_Written exercise:_ Retype the full set of records. Keep every character identical.

⁂

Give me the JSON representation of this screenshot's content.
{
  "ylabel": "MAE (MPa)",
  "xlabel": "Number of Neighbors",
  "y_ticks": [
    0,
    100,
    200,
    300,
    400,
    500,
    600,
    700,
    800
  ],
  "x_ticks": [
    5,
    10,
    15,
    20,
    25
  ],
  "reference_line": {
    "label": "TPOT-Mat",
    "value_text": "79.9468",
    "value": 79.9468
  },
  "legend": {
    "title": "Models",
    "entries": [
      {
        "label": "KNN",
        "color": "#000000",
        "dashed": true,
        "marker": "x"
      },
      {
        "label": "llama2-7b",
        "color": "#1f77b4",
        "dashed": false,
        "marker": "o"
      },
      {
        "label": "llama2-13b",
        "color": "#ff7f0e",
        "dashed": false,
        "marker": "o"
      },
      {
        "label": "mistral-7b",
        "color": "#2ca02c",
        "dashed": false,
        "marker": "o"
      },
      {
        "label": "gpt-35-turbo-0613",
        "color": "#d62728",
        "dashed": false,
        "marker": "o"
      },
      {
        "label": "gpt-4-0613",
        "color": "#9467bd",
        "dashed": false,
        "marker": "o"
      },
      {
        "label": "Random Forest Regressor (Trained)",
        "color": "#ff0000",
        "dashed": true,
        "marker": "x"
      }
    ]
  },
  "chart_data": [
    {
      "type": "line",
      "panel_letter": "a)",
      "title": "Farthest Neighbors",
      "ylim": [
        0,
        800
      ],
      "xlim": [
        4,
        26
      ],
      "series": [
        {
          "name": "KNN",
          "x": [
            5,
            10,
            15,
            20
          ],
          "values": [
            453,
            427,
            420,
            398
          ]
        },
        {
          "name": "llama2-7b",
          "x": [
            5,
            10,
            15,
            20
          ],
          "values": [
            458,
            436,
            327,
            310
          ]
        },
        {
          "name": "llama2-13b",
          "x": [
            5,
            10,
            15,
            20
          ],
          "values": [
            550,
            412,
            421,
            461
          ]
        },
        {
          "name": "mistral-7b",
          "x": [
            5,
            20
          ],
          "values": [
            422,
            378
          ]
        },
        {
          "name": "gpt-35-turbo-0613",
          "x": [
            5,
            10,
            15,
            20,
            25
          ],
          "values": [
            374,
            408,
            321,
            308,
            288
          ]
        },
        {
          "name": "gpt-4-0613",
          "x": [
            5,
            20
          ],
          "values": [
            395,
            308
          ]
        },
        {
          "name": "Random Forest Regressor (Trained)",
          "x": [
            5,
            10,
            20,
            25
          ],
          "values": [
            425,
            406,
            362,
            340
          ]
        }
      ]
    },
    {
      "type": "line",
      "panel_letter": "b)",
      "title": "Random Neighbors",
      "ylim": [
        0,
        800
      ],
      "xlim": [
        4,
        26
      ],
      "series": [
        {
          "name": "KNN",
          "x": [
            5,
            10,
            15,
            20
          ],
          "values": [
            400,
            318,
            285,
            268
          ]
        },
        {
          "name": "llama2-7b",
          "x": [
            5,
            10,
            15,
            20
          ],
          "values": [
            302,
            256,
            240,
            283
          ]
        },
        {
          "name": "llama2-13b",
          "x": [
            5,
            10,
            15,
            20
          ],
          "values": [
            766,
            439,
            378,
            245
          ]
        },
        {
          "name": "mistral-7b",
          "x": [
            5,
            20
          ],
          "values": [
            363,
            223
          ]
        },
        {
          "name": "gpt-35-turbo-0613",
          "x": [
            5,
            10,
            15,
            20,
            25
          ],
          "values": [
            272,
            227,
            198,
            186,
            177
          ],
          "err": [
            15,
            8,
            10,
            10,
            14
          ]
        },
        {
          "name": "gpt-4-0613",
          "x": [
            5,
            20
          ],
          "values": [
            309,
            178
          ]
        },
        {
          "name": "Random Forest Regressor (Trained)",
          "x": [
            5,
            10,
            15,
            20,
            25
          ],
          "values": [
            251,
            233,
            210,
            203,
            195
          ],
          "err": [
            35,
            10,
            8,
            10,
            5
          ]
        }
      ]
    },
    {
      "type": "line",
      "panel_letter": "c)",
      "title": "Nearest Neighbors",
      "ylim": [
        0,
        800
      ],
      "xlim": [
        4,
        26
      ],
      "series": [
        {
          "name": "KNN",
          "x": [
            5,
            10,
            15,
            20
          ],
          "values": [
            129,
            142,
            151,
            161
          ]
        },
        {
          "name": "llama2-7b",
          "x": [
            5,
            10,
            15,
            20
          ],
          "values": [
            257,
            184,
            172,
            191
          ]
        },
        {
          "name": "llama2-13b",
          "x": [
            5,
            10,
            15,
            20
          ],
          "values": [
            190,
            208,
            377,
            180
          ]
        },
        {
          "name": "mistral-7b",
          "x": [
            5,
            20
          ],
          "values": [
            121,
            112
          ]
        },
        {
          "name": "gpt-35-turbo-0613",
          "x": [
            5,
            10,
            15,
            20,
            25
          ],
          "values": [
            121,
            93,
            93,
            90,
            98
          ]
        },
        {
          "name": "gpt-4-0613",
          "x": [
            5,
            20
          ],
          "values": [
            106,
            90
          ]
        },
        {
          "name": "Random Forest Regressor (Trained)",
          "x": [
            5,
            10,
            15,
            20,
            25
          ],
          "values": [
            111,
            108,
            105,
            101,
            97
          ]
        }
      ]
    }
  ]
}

⁂

_Result of this task:_
Give me the JSON representation of this screenshot's content.
{
  "ylabel": "MAE (MPa)",
  "xlabel": "Number of Neighbors",
  "y_ticks": [
    0,
    100,
    200,
    300,
    400,
    500,
    600,
    700,
    800
  ],
  "x_ticks": [
    5,
    10,
    15,
    20,
    25
  ],
  "reference_line": {
    "label": "TPOT-Mat",
    "value_text": "79.9468",
    "value": 79.9468
  },
  "legend": {
    "title": "Models",
    "entries": [
      {
        "label": "KNN",
        "color": "#000000",
        "dashed": true,
        "marker": "x"
      },
      {
        "label": "llama2-7b",
        "color": "#1f77b4",
        "dashed": false,
        "marker": "o"
      },
      {
        "label": "llama2-13b",
        "color": "#ff7f0e",
        "dashed": false,
        "marker": "o"
      },
      {
        "label": "mistral-7b",
        "color": "#2ca02c",
        "dashed": false,
        "marker": "o"
      },
      {
        "label": "gpt-35-turbo-0613",
        "color": "#d62728",
        "dashed": false,
        "marker": "o"
      },
      {
        "label": "gpt-4-0613",
        "color": "#9467bd",
        "dashed": false,
        "marker": "o"
      },
      {
        "label": "Random Forest Regressor (Trained)",
        "color": "#ff0000",
        "dashed": true,
        "marker": "x"
      }
    ]
  },
  "chart_data": [
    {
      "type": "line",
      "panel_letter": "a)",
      "title": "Farthest Neighbors",
      "ylim": [
        0,
        800
      ],
      "xlim": [
        4,
        26
      ],
      "series": [
        {
          "name": "KNN",
          "x": [
            5,
            10,
            15,
            20
          ],
          "values": [
            453,
            427,
            420,
            398
          ]
        },
        {
          "name": "llama2-7b",
          "x": [
            5,
            10,
            15,
            20
          ],
          "values": [
            458,
            436,
            327,
            310
          ]
        },
        {
          "name": "llama2-13b",
          "x": [
            5,
            10,
            15,
            20
          ],
          "values": [
            550,
            412,
            421,
            461
          ]
        },
        {
          "name": "mistral-7b",
          "x": [
            5,
            20
          ],
          "values": [
            422,
            378
          ]
        },
        {
          "name": "gpt-35-turbo-0613",
          "x": [
            5,
            10,
            15,
            20,
            25
          ],
          "values": [
            374,
            408,
            321,
            308,
            288
          ]
        },
        {
          "name": "gpt-4-0613",
          "x": [
            5,
            20
          ],
          "values": [
            395,
            308
          ]
        },
        {
          "name": "Random Forest Regressor (Trained)",
          "x": [
            5,
            10,
            20,
            25
          ],
          "values": [
            425,
            406,
            362,
            340
          ]
        }
      ]
    },
    {
      "type": "line",
      "panel_letter": "b)",
      "title": "Random Neighbors",
      "ylim": [
        0,
        800
      ],
      "xlim": [
        4,
        26
      ],
      "series": [
        {
          "name": "KNN",
          "x": [
            5,
            10,
            15,
            20
          ],
          "values": [
            400,
            318,
            285,
            268
          ]
        },
        {
          "name": "llama2-7b",
          "x": [
            5,
            10,
            15,
            20
          ],
          "values": [
            302,
            256,
            240,
            283
          ]
        },
        {
          "name": "llama2-13b",
          "x": [
            5,
            10,
            15,
            20
          ],
          "values": [
            766,
            439,
            378,
            245
          ]
        },
        {
          "name": "mistral-7b",
          "x": [
            5,
            20
          ],
          "values": [
            363,
            223
          ]
        },
        {
          "name": "gpt-35-turbo-0613",
          "x": [
            5,
            10,
            15,
            20,
            25
          ],
          "values": [
            272,
            227,
            198,
            186,
            177
          ],
          "err": [
            15,
            8,
            10,
            10,
            14
          ]
        },
        {
          "name": "gpt-4-0613",
          "x": [
            5,
            20
          ],
          "values": [
            309,
            178
          ]
        },
        {
          "name": "Random Forest Regressor (Trained)",
          "x": [
            5,
            10,
            15,
            20,
            25
          ],
          "values": [
            251,
            233,
            210,
            203,
            195
          ],
          "err": [
            35,
            10,
            8,
            10,
            5
          ]
        }
      ]
    },
    {
      "type": "line",
      "panel_letter": "c)",
      "title": "Nearest Neighbors",
      "ylim": [
        0,
        800
      ],
      "xlim": [
        4,
        26
      ],
      "series": [
        {
          "name": "KNN",
          "x": [
            5,
            10,
            15,
            20
          ],
          "values": [
            129,
            142,
            151,
            161
          ]
        },
        {
          "name": "llama2-7b",
          "x": [
            5,
            10,
            15,
            20
          ],
          "values": [
            257,
            184,
            172,
            191
          ]
        },
        {
          "name": "llama2-13b",
          "x": [
            5,
            10,
            15,
            20
          ],
          "values": [
            190,
            208,
            377,
            180
          ]
        },
        {
          "name": "mistral-7b",
          "x": [
            5,
            20
          ],
          "values": [
            121,
            112
          ]
        },
        {
          "name": "gpt-35-turbo-0613",
          "x": [
            5,
            10,
            15,
            20,
            25
          ],
          "values": [
            121,
            93,
            93,
            90,
            98
          ]
        },
        {
          "name": "gpt-4-0613",
          "x": [
            5,
            20
          ],
          "values": [
            106,
            90
          ]
        },
        {
          "name": "Random Forest Regressor (Trained)",
          "x": [
            5,
            10,
            15,
            20,
            25
          ],
          "values": [
            111,
            108,
            105,
            101,
            97
          ]
        }
      ]
    }
  ]
}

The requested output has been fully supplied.